===== Supplied records =====

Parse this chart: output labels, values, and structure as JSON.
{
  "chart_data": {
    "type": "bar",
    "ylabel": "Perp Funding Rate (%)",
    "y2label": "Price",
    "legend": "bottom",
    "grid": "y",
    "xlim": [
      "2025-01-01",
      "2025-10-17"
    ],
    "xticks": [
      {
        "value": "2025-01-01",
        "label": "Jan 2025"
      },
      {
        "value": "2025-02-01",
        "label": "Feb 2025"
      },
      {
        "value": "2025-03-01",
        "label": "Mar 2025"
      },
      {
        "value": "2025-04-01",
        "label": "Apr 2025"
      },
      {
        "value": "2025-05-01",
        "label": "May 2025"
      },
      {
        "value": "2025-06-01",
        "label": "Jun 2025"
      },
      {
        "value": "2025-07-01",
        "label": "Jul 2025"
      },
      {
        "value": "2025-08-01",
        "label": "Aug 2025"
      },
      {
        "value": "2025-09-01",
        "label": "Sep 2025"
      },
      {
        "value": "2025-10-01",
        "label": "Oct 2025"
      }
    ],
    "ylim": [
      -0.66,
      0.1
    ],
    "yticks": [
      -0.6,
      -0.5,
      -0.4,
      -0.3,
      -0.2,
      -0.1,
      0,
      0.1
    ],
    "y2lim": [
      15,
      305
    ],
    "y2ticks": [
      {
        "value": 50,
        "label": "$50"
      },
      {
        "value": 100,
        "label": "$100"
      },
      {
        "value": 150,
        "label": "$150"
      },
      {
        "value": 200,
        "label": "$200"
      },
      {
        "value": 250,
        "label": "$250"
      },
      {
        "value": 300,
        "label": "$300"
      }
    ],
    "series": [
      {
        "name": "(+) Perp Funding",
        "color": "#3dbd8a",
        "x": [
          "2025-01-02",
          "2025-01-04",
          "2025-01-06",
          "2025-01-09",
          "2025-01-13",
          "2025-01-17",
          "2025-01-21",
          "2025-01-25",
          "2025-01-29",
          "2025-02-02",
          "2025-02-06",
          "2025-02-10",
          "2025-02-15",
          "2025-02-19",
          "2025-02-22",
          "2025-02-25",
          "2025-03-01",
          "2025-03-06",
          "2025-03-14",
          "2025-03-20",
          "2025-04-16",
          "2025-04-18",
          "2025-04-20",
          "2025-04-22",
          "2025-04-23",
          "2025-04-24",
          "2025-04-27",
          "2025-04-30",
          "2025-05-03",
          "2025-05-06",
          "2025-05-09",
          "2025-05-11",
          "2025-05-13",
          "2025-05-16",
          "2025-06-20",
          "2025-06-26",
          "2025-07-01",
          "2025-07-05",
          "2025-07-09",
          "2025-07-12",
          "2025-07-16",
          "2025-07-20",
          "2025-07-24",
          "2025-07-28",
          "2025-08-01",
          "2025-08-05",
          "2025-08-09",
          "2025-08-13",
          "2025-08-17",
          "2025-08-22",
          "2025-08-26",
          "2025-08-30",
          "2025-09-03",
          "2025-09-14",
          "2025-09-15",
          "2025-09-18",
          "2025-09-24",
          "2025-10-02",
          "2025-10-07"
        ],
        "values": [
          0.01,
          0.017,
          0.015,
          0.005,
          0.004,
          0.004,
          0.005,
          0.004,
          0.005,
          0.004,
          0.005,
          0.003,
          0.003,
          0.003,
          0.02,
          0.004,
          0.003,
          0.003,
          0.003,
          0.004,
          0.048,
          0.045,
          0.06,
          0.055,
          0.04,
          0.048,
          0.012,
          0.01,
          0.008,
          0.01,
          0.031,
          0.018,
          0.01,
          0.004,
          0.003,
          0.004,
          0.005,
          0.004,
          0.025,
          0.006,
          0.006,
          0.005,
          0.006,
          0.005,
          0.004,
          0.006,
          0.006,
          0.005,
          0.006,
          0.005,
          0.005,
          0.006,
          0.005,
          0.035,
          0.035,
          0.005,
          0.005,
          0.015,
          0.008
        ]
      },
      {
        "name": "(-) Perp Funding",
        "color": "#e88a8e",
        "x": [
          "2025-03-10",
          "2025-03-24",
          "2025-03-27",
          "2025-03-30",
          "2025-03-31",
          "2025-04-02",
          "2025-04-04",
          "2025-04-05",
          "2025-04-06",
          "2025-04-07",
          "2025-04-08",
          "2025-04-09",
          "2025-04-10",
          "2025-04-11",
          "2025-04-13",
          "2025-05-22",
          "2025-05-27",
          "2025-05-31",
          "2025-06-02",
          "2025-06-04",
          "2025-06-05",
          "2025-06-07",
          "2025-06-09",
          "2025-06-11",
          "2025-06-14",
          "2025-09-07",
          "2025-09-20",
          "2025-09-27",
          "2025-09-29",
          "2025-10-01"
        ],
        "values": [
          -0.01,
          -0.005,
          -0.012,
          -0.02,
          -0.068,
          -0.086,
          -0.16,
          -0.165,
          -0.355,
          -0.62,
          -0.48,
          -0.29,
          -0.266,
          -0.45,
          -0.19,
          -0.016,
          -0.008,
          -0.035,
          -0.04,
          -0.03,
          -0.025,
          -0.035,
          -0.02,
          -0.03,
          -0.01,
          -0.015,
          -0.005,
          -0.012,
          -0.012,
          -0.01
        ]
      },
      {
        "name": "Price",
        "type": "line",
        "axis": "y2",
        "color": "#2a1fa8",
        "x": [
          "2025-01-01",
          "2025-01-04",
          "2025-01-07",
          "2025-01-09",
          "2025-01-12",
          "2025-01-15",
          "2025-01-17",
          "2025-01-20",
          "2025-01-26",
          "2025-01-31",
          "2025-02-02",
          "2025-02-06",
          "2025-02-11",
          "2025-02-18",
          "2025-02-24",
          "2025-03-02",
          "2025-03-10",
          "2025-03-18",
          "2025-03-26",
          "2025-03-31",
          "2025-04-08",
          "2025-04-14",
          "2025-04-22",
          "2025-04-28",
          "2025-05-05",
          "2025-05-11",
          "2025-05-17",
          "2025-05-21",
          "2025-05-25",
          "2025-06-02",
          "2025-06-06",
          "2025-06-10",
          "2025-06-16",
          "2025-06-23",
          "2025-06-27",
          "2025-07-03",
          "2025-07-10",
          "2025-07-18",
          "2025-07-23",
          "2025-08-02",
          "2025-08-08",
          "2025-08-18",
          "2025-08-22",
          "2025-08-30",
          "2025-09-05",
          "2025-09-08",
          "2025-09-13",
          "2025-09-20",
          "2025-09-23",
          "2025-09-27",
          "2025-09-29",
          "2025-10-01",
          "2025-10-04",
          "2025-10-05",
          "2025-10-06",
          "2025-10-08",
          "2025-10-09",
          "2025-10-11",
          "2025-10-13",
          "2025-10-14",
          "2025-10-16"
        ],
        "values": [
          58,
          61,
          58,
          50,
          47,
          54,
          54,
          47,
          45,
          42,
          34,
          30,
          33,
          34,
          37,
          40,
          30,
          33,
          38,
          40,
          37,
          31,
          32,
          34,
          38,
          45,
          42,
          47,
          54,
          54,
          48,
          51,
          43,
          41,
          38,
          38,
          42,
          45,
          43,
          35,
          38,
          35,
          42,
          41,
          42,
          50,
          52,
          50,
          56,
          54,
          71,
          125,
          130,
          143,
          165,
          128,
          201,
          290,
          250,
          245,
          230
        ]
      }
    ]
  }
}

=====

— Your instructions —
Scan the records for the string "Funding". Copy each line in which it appears.

— Response to this task —
    "ylabel": "Perp Funding Rate (%)",
        "name": "(+) Perp Funding",
        "name": "(-) Perp Funding",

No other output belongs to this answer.